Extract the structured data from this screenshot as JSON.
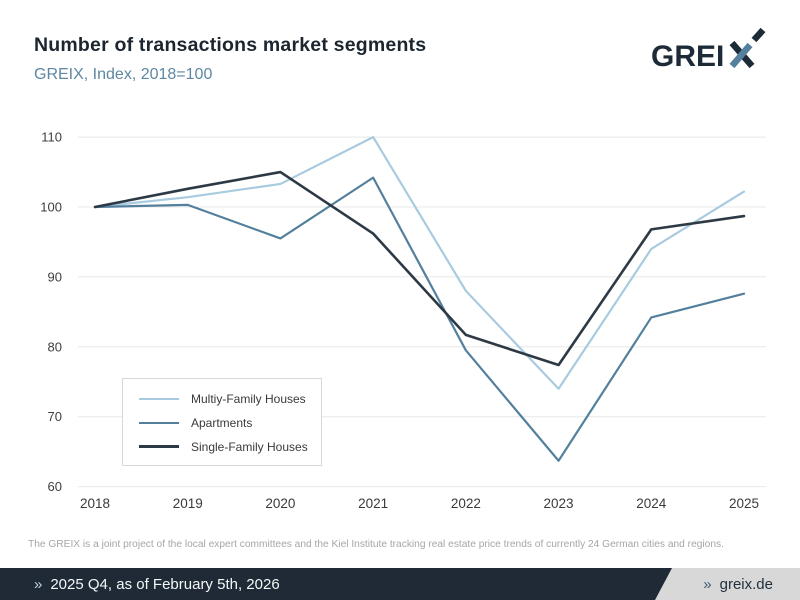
{
  "colors": {
    "dark": "#2d3a45",
    "steel": "#54809e",
    "light_blue": "#a9cbdf",
    "title": "#1b2630",
    "subtitle": "#5d87a3",
    "grid": "#e8e8e8",
    "bar_navy": "#1f2a36",
    "bar_gray": "#d8d8d8"
  },
  "logo": {
    "prefix": "GREI",
    "accent_letter": "X"
  },
  "chart_data": {
    "type": "line",
    "title": "Number of transactions market segments",
    "subtitle": "GREIX, Index, 2018=100",
    "x": [
      2018,
      2019,
      2020,
      2021,
      2022,
      2023,
      2024,
      2025
    ],
    "series": [
      {
        "name": "Multiy-Family Houses",
        "color": "#a9cbdf",
        "values": [
          100,
          101.4,
          103.3,
          110,
          88,
          74,
          94,
          102.2
        ]
      },
      {
        "name": "Apartments",
        "color": "#54809e",
        "values": [
          100,
          100.3,
          95.5,
          104.2,
          79.5,
          63.7,
          84.2,
          87.6
        ]
      },
      {
        "name": "Single-Family Houses",
        "color": "#2d3a45",
        "values": [
          100,
          102.6,
          105,
          96.2,
          81.7,
          77.4,
          96.8,
          98.7
        ]
      }
    ],
    "ylim": [
      60,
      110
    ],
    "yticks": [
      60,
      70,
      80,
      90,
      100,
      110
    ],
    "grid": true,
    "legend_position": "inside-bottom-left"
  },
  "footer": {
    "disclaimer": "The GREIX is a joint project of the local expert committees and the Kiel Institute tracking real estate price trends of currently 24 German cities and regions."
  },
  "bottom_bar": {
    "left_chevron": "»",
    "left_text": "2025 Q4, as of February 5th, 2026",
    "right_chevron": "»",
    "right_text": "greix.de"
  }
}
+---+
Transcribe all the lines above exactly, apart from the pictures.

> [PROBLEM SOLUTION]:
Extract the structured data from this screenshot as JSON.
{
  "colors": {
    "dark": "#2d3a45",
    "steel": "#54809e",
    "light_blue": "#a9cbdf",
    "title": "#1b2630",
    "subtitle": "#5d87a3",
    "grid": "#e8e8e8",
    "bar_navy": "#1f2a36",
    "bar_gray": "#d8d8d8"
  },
  "logo": {
    "prefix": "GREI",
    "accent_letter": "X"
  },
  "chart_data": {
    "type": "line",
    "title": "Number of transactions market segments",
    "subtitle": "GREIX, Index, 2018=100",
    "x": [
      2018,
      2019,
      2020,
      2021,
      2022,
      2023,
      2024,
      2025
    ],
    "series": [
      {
        "name": "Multiy-Family Houses",
        "color": "#a9cbdf",
        "values": [
          100,
          101.4,
          103.3,
          110,
          88,
          74,
          94,
          102.2
        ]
      },
      {
        "name": "Apartments",
        "color": "#54809e",
        "values": [
          100,
          100.3,
          95.5,
          104.2,
          79.5,
          63.7,
          84.2,
          87.6
        ]
      },
      {
        "name": "Single-Family Houses",
        "color": "#2d3a45",
        "values": [
          100,
          102.6,
          105,
          96.2,
          81.7,
          77.4,
          96.8,
          98.7
        ]
      }
    ],
    "ylim": [
      60,
      110
    ],
    "yticks": [
      60,
      70,
      80,
      90,
      100,
      110
    ],
    "grid": true,
    "legend_position": "inside-bottom-left"
  },
  "footer": {
    "disclaimer": "The GREIX is a joint project of the local expert committees and the Kiel Institute tracking real estate price trends of currently 24 German cities and regions."
  },
  "bottom_bar": {
    "left_chevron": "»",
    "left_text": "2025 Q4, as of February 5th, 2026",
    "right_chevron": "»",
    "right_text": "greix.de"
  }
}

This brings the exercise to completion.